#### Set problem:
Each record below should be repeated precisely as written.

Stored records
______
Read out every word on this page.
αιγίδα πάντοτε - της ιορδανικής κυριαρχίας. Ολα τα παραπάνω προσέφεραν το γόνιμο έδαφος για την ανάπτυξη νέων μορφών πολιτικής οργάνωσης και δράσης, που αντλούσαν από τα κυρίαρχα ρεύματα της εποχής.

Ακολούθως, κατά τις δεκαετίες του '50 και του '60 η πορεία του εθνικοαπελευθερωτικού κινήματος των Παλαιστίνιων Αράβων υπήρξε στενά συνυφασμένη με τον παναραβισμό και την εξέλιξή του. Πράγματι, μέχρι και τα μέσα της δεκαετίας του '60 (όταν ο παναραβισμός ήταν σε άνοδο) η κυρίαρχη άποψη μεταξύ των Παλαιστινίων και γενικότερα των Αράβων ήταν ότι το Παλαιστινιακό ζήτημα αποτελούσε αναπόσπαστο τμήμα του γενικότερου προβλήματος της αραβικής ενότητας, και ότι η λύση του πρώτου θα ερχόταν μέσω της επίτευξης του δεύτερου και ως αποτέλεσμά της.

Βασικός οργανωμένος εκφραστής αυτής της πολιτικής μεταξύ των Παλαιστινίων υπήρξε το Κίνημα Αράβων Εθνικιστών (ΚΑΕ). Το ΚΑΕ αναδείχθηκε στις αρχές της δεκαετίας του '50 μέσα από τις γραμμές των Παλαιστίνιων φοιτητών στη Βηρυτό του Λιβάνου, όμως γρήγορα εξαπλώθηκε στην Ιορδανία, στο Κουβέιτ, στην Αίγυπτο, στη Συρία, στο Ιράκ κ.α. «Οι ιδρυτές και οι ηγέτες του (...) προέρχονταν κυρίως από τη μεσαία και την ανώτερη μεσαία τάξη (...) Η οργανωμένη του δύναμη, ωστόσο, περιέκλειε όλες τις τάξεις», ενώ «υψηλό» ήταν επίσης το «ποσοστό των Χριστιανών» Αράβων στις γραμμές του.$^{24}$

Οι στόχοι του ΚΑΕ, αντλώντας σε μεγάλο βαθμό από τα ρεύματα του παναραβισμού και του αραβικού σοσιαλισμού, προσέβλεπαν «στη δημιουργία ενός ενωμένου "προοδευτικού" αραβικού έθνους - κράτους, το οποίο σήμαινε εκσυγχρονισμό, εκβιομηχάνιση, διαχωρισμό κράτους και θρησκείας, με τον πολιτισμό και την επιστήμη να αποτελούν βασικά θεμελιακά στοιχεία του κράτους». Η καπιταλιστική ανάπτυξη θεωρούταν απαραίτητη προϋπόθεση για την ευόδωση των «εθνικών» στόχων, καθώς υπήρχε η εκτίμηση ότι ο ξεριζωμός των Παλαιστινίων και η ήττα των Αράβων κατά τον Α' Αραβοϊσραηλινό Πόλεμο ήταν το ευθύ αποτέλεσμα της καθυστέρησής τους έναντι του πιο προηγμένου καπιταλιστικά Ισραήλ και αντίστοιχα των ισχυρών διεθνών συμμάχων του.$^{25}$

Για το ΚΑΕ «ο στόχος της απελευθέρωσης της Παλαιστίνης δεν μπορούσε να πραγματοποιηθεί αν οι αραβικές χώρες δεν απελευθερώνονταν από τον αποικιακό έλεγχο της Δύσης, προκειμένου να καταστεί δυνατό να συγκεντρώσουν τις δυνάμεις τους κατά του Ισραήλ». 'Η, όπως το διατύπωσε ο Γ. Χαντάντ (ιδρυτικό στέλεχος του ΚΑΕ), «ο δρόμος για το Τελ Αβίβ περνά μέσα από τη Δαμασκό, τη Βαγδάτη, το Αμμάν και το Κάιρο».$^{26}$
______
#### Output below:
Read out every word on this page.
αιγίδα πάντοτε - της ιορδανικής κυριαρχίας. Ολα τα παραπάνω προσέφεραν το γόνιμο έδαφος για την ανάπτυξη νέων μορφών πολιτικής οργάνωσης και δράσης, που αντλούσαν από τα κυρίαρχα ρεύματα της εποχής.

Ακολούθως, κατά τις δεκαετίες του '50 και του '60 η πορεία του εθνικοαπελευθερωτικού κινήματος των Παλαιστίνιων Αράβων υπήρξε στενά συνυφασμένη με τον παναραβισμό και την εξέλιξή του. Πράγματι, μέχρι και τα μέσα της δεκαετίας του '60 (όταν ο παναραβισμός ήταν σε άνοδο) η κυρίαρχη άποψη μεταξύ των Παλαιστινίων και γενικότερα των Αράβων ήταν ότι το Παλαιστινιακό ζήτημα αποτελούσε αναπόσπαστο τμήμα του γενικότερου προβλήματος της αραβικής ενότητας, και ότι η λύση του πρώτου θα ερχόταν μέσω της επίτευξης του δεύτερου και ως αποτέλεσμά της.

Βασικός οργανωμένος εκφραστής αυτής της πολιτικής μεταξύ των Παλαιστινίων υπήρξε το Κίνημα Αράβων Εθνικιστών (ΚΑΕ). Το ΚΑΕ αναδείχθηκε στις αρχές της δεκαετίας του '50 μέσα από τις γραμμές των Παλαιστίνιων φοιτητών στη Βηρυτό του Λιβάνου, όμως γρήγορα εξαπλώθηκε στην Ιορδανία, στο Κουβέιτ, στην Αίγυπτο, στη Συρία, στο Ιράκ κ.α. «Οι ιδρυτές και οι ηγέτες του (...) προέρχονταν κυρίως από τη μεσαία και την ανώτερη μεσαία τάξη (...) Η οργανωμένη του δύναμη, ωστόσο, περιέκλειε όλες τις τάξεις», ενώ «υψηλό» ήταν επίσης το «ποσοστό των Χριστιανών» Αράβων στις γραμμές του.$^{24}$

Οι στόχοι του ΚΑΕ, αντλώντας σε μεγάλο βαθμό από τα ρεύματα του παναραβισμού και του αραβικού σοσιαλισμού, προσέβλεπαν «στη δημιουργία ενός ενωμένου "προοδευτικού" αραβικού έθνους - κράτους, το οποίο σήμαινε εκσυγχρονισμό, εκβιομηχάνιση, διαχωρισμό κράτους και θρησκείας, με τον πολιτισμό και την επιστήμη να αποτελούν βασικά θεμελιακά στοιχεία του κράτους». Η καπιταλιστική ανάπτυξη θεωρούταν απαραίτητη προϋπόθεση για την ευόδωση των «εθνικών» στόχων, καθώς υπήρχε η εκτίμηση ότι ο ξεριζωμός των Παλαιστινίων και η ήττα των Αράβων κατά τον Α' Αραβοϊσραηλινό Πόλεμο ήταν το ευθύ αποτέλεσμα της καθυστέρησής τους έναντι του πιο προηγμένου καπιταλιστικά Ισραήλ και αντίστοιχα των ισχυρών διεθνών συμμάχων του.$^{25}$

Για το ΚΑΕ «ο στόχος της απελευθέρωσης της Παλαιστίνης δεν μπορούσε να πραγματοποιηθεί αν οι αραβικές χώρες δεν απελευθερώνονταν από τον αποικιακό έλεγχο της Δύσης, προκειμένου να καταστεί δυνατό να συγκεντρώσουν τις δυνάμεις τους κατά του Ισραήλ». 'Η, όπως το διατύπωσε ο Γ. Χαντάντ (ιδρυτικό στέλεχος του ΚΑΕ), «ο δρόμος για το Τελ Αβίβ περνά μέσα από τη Δαμασκό, τη Βαγδάτη, το Αμμάν και το Κάιρο».$^{26}$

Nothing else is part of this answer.